Reproduce the data below in full and exclude every picture.

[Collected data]
____________________

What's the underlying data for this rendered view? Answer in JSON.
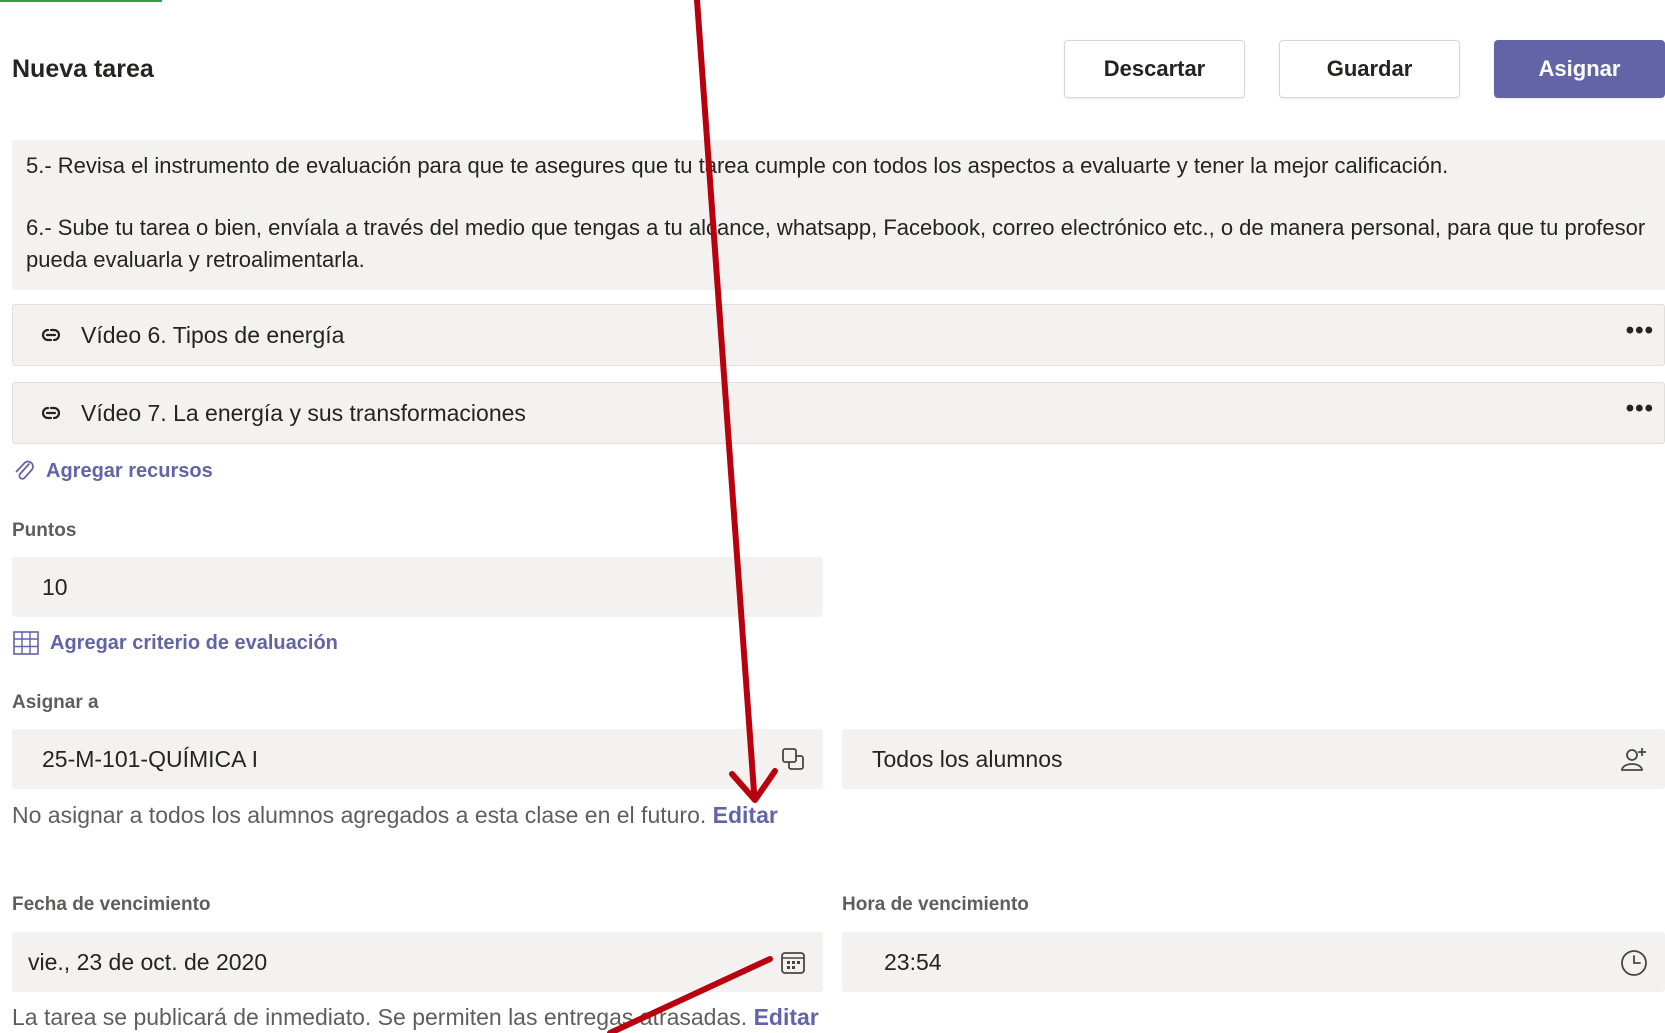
{
  "header": {
    "title": "Nueva tarea",
    "discard_label": "Descartar",
    "save_label": "Guardar",
    "assign_label": "Asignar"
  },
  "instructions": {
    "line5": "5.- Revisa el instrumento de evaluación para que te asegures que tu tarea cumple con todos los aspectos a evaluarte y tener la mejor calificación.",
    "line6": "6.- Sube tu tarea o bien, envíala a través del medio que tengas a tu alcance, whatsapp, Facebook, correo electrónico etc., o de manera personal, para que tu profesor  pueda evaluarla y retroalimentarla."
  },
  "resources": [
    {
      "label": "Vídeo 6. Tipos de energía",
      "icon": "link-icon",
      "more": "•••"
    },
    {
      "label": "Vídeo 7. La energía y sus transformaciones",
      "icon": "link-icon",
      "more": "•••"
    }
  ],
  "add_resources_label": "Agregar recursos",
  "points": {
    "label": "Puntos",
    "value": "10"
  },
  "add_rubric_label": "Agregar criterio de evaluación",
  "assign_to": {
    "label": "Asignar a",
    "class_value": "25-M-101-QUÍMICA I",
    "students_value": "Todos los alumnos",
    "note": "No asignar a todos los alumnos agregados a esta clase en el futuro.",
    "edit_label": "Editar"
  },
  "due_date": {
    "label": "Fecha de vencimiento",
    "value": "vie., 23 de oct. de 2020"
  },
  "due_time": {
    "label": "Hora de vencimiento",
    "value": "23:54"
  },
  "publish_note": {
    "text": "La tarea se publicará de inmediato. Se permiten las entregas atrasadas.",
    "edit_label": "Editar"
  },
  "colors": {
    "accent": "#6264a7",
    "annotation_arrow": "#b8000f",
    "field_bg": "#f3f2f1"
  }
}
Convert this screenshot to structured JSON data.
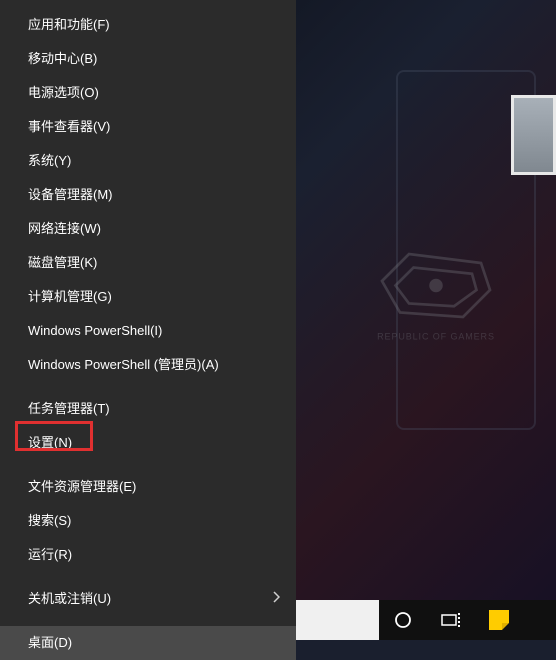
{
  "menu": {
    "groups": [
      [
        {
          "label": "应用和功能(F)",
          "name": "menu-apps-features"
        },
        {
          "label": "移动中心(B)",
          "name": "menu-mobility-center"
        },
        {
          "label": "电源选项(O)",
          "name": "menu-power-options"
        },
        {
          "label": "事件查看器(V)",
          "name": "menu-event-viewer"
        },
        {
          "label": "系统(Y)",
          "name": "menu-system"
        },
        {
          "label": "设备管理器(M)",
          "name": "menu-device-manager"
        },
        {
          "label": "网络连接(W)",
          "name": "menu-network-connections"
        },
        {
          "label": "磁盘管理(K)",
          "name": "menu-disk-management"
        },
        {
          "label": "计算机管理(G)",
          "name": "menu-computer-management"
        },
        {
          "label": "Windows PowerShell(I)",
          "name": "menu-powershell"
        },
        {
          "label": "Windows PowerShell (管理员)(A)",
          "name": "menu-powershell-admin"
        }
      ],
      [
        {
          "label": "任务管理器(T)",
          "name": "menu-task-manager"
        },
        {
          "label": "设置(N)",
          "name": "menu-settings",
          "highlighted": true
        }
      ],
      [
        {
          "label": "文件资源管理器(E)",
          "name": "menu-file-explorer"
        },
        {
          "label": "搜索(S)",
          "name": "menu-search"
        },
        {
          "label": "运行(R)",
          "name": "menu-run"
        }
      ],
      [
        {
          "label": "关机或注销(U)",
          "name": "menu-shutdown-signout",
          "submenu": true
        }
      ],
      [
        {
          "label": "桌面(D)",
          "name": "menu-desktop",
          "hovered": true
        }
      ]
    ]
  },
  "taskbar": {
    "cortana_name": "cortana-icon",
    "taskview_name": "task-view-icon",
    "sticky_name": "sticky-notes-icon"
  },
  "rog_text": "REPUBLIC OF GAMERS"
}
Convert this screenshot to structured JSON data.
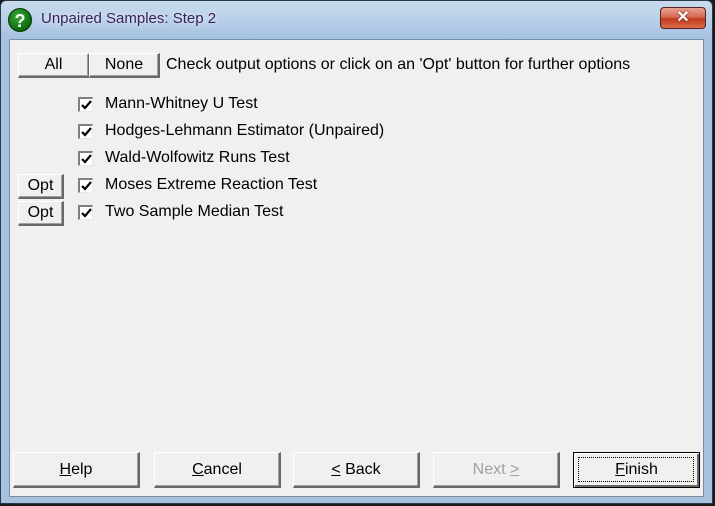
{
  "window": {
    "title": "Unpaired Samples: Step 2",
    "title_icon": "help-question-icon",
    "close_glyph": "✕"
  },
  "toolbar": {
    "all_label": "All",
    "none_label": "None",
    "instruction": "Check output options or click on an 'Opt' button for further options"
  },
  "options": [
    {
      "label": "Mann-Whitney U Test",
      "checked": true,
      "has_opt": false
    },
    {
      "label": "Hodges-Lehmann Estimator (Unpaired)",
      "checked": true,
      "has_opt": false
    },
    {
      "label": "Wald-Wolfowitz Runs Test",
      "checked": true,
      "has_opt": false
    },
    {
      "label": "Moses Extreme Reaction Test",
      "checked": true,
      "has_opt": true,
      "opt_label": "Opt"
    },
    {
      "label": "Two Sample Median Test",
      "checked": true,
      "has_opt": true,
      "opt_label": "Opt"
    }
  ],
  "footer": {
    "help": {
      "mnemonic": "H",
      "rest": "elp"
    },
    "cancel": {
      "mnemonic": "C",
      "rest": "ancel"
    },
    "back": {
      "mnemonic": "<",
      "rest": " Back"
    },
    "next": {
      "pre": "Next ",
      "mnemonic": ">",
      "disabled": true
    },
    "finish": {
      "mnemonic": "F",
      "rest": "inish"
    }
  }
}
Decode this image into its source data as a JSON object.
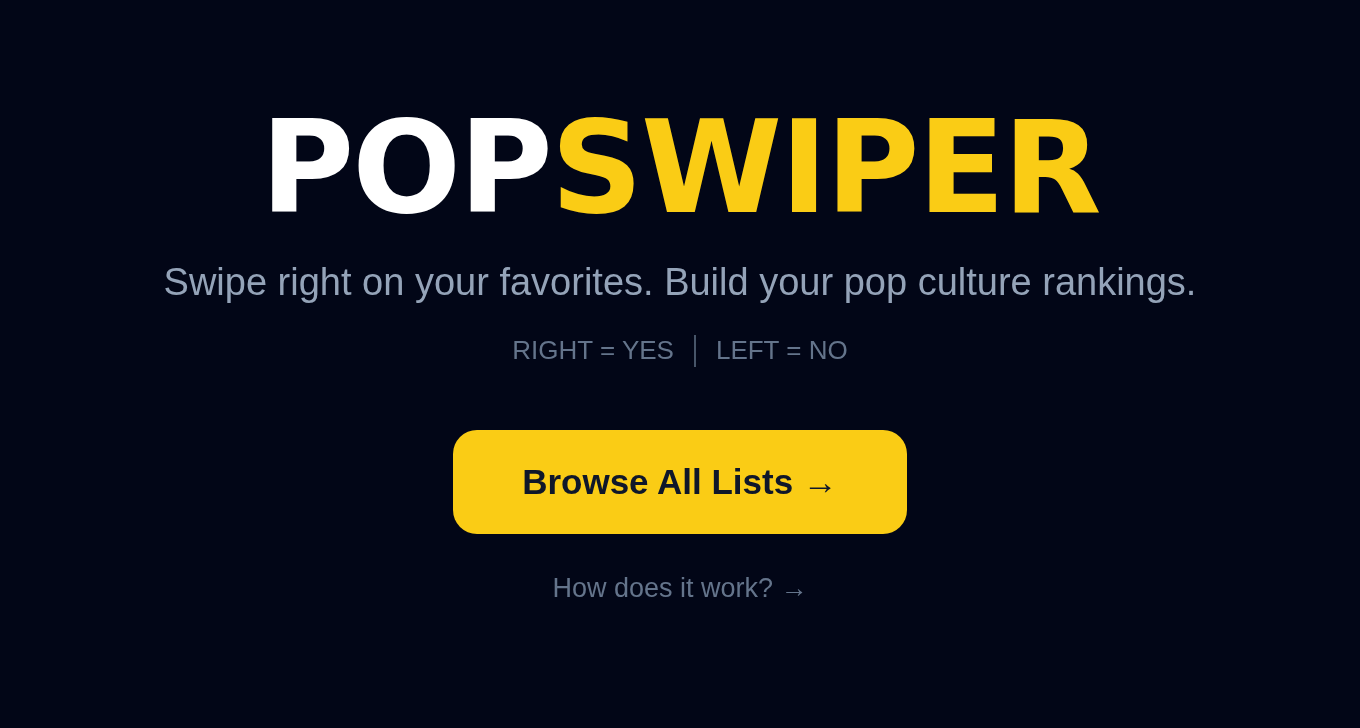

____________________

§ Written solution
What's the underlying data for this rendered view? Answer in JSON.
{
  "header": {
    "title": "Nueva tarea",
    "discard_label": "Descartar",
    "save_label": "Guardar",
    "assign_label": "Asignar"
  },
  "instructions": {
    "line5": "5.- Revisa el instrumento de evaluación para que te asegures que tu tarea cumple con todos los aspectos a evaluarte y tener la mejor calificación.",
    "line6": "6.- Sube tu tarea o bien, envíala a través del medio que tengas a tu alcance, whatsapp, Facebook, correo electrónico etc., o de manera personal, para que tu profesor  pueda evaluarla y retroalimentarla."
  },
  "resources": [
    {
      "label": "Vídeo 6. Tipos de energía",
      "icon": "link-icon",
      "more": "•••"
    },
    {
      "label": "Vídeo 7. La energía y sus transformaciones",
      "icon": "link-icon",
      "more": "•••"
    }
  ],
  "add_resources_label": "Agregar recursos",
  "points": {
    "label": "Puntos",
    "value": "10"
  },
  "add_rubric_label": "Agregar criterio de evaluación",
  "assign_to": {
    "label": "Asignar a",
    "class_value": "25-M-101-QUÍMICA I",
    "students_value": "Todos los alumnos",
    "note": "No asignar a todos los alumnos agregados a esta clase en el futuro.",
    "edit_label": "Editar"
  },
  "due_date": {
    "label": "Fecha de vencimiento",
    "value": "vie., 23 de oct. de 2020"
  },
  "due_time": {
    "label": "Hora de vencimiento",
    "value": "23:54"
  },
  "publish_note": {
    "text": "La tarea se publicará de inmediato. Se permiten las entregas atrasadas.",
    "edit_label": "Editar"
  },
  "colors": {
    "accent": "#6264a7",
    "annotation_arrow": "#b8000f",
    "field_bg": "#f3f2f1"
  }
}
Convert this screenshot to structured JSON data.
{
  "menu": {
    "groups": [
      [
        {
          "label": "应用和功能(F)",
          "name": "menu-apps-features"
        },
        {
          "label": "移动中心(B)",
          "name": "menu-mobility-center"
        },
        {
          "label": "电源选项(O)",
          "name": "menu-power-options"
        },
        {
          "label": "事件查看器(V)",
          "name": "menu-event-viewer"
        },
        {
          "label": "系统(Y)",
          "name": "menu-system"
        },
        {
          "label": "设备管理器(M)",
          "name": "menu-device-manager"
        },
        {
          "label": "网络连接(W)",
          "name": "menu-network-connections"
        },
        {
          "label": "磁盘管理(K)",
          "name": "menu-disk-management"
        },
        {
          "label": "计算机管理(G)",
          "name": "menu-computer-management"
        },
        {
          "label": "Windows PowerShell(I)",
          "name": "menu-powershell"
        },
        {
          "label": "Windows PowerShell (管理员)(A)",
          "name": "menu-powershell-admin"
        }
      ],
      [
        {
          "label": "任务管理器(T)",
          "name": "menu-task-manager"
        },
        {
          "label": "设置(N)",
          "name": "menu-settings",
          "highlighted": true
        }
      ],
      [
        {
          "label": "文件资源管理器(E)",
          "name": "menu-file-explorer"
        },
        {
          "label": "搜索(S)",
          "name": "menu-search"
        },
        {
          "label": "运行(R)",
          "name": "menu-run"
        }
      ],
      [
        {
          "label": "关机或注销(U)",
          "name": "menu-shutdown-signout",
          "submenu": true
        }
      ],
      [
        {
          "label": "桌面(D)",
          "name": "menu-desktop",
          "hovered": true
        }
      ]
    ]
  },
  "taskbar": {
    "cortana_name": "cortana-icon",
    "taskview_name": "task-view-icon",
    "sticky_name": "sticky-notes-icon"
  },
  "rog_text": "REPUBLIC OF GAMERS"
}
Convert this screenshot to structured JSON data.
{
  "window": {
    "title": "Unpaired Samples: Step 2",
    "title_icon": "help-question-icon",
    "close_glyph": "✕"
  },
  "toolbar": {
    "all_label": "All",
    "none_label": "None",
    "instruction": "Check output options or click on an 'Opt' button for further options"
  },
  "options": [
    {
      "label": "Mann-Whitney U Test",
      "checked": true,
      "has_opt": false
    },
    {
      "label": "Hodges-Lehmann Estimator (Unpaired)",
      "checked": true,
      "has_opt": false
    },
    {
      "label": "Wald-Wolfowitz Runs Test",
      "checked": true,
      "has_opt": false
    },
    {
      "label": "Moses Extreme Reaction Test",
      "checked": true,
      "has_opt": true,
      "opt_label": "Opt"
    },
    {
      "label": "Two Sample Median Test",
      "checked": true,
      "has_opt": true,
      "opt_label": "Opt"
    }
  ],
  "footer": {
    "help": {
      "mnemonic": "H",
      "rest": "elp"
    },
    "cancel": {
      "mnemonic": "C",
      "rest": "ancel"
    },
    "back": {
      "mnemonic": "<",
      "rest": " Back"
    },
    "next": {
      "pre": "Next ",
      "mnemonic": ">",
      "disabled": true
    },
    "finish": {
      "mnemonic": "F",
      "rest": "inish"
    }
  }
}
Decode this image into its source data as a JSON object.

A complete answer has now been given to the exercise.